____ Data supplied
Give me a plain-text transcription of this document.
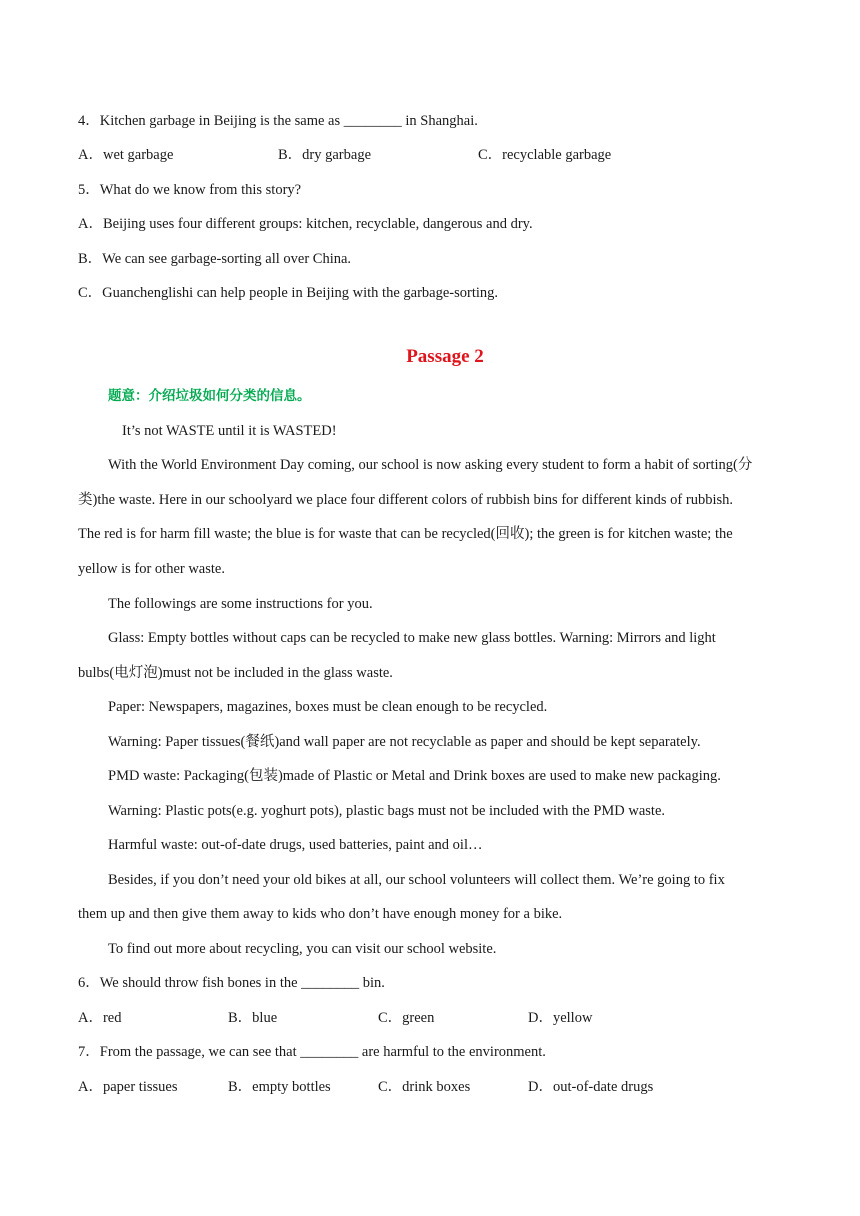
4．Kitchen garbage in Beijing is the same as ________ in Shanghai.
A．wet garbage	B．dry garbage	C．recyclable garbage
5．What do we know from this story?
A．Beijing uses four different groups: kitchen, recyclable, dangerous and dry.
B．We can see garbage-sorting all over China.
C．Guanchenglishi can help people in Beijing with the garbage-sorting.
Passage 2
题意：介绍垃圾如何分类的信息。
It’s not WASTE until it is WASTED!
With the World Environment Day coming, our school is now asking every student to form a habit of sorting(分
类)the waste. Here in our schoolyard we place four different colors of rubbish bins for different kinds of rubbish.
The red is for harm fill waste; the blue is for waste that can be recycled(回收); the green is for kitchen waste; the
yellow is for other waste.
The followings are some instructions for you.
Glass: Empty bottles without caps can be recycled to make new glass bottles. Warning: Mirrors and light
bulbs(电灯泡)must not be included in the glass waste.
Paper: Newspapers, magazines, boxes must be clean enough to be recycled.
Warning: Paper tissues(餐纸)and wall paper are not recyclable as paper and should be kept separately.
PMD waste: Packaging(包装)made of Plastic or Metal and Drink boxes are used to make new packaging.
Warning: Plastic pots(e.g. yoghurt pots), plastic bags must not be included with the PMD waste.
Harmful waste: out-of-date drugs, used batteries, paint and oil…
Besides, if you don’t need your old bikes at all, our school volunteers will collect them. We’re going to fix
them up and then give them away to kids who don’t have enough money for a bike.
To find out more about recycling, you can visit our school website.
6．We should throw fish bones in the ________ bin.
A．red	B．blue	C．green	D．yellow
7．From the passage, we can see that ________ are harmful to the environment.
A．paper tissues	B．empty bottles	C．drink boxes	D．out-of-date drugs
________
Extract all lines of the records above that include "should".

Warning: Paper tissues(餐纸)and wall paper are not recyclable as paper and should be kept separately.
6．We should throw fish bones in the ________ bin.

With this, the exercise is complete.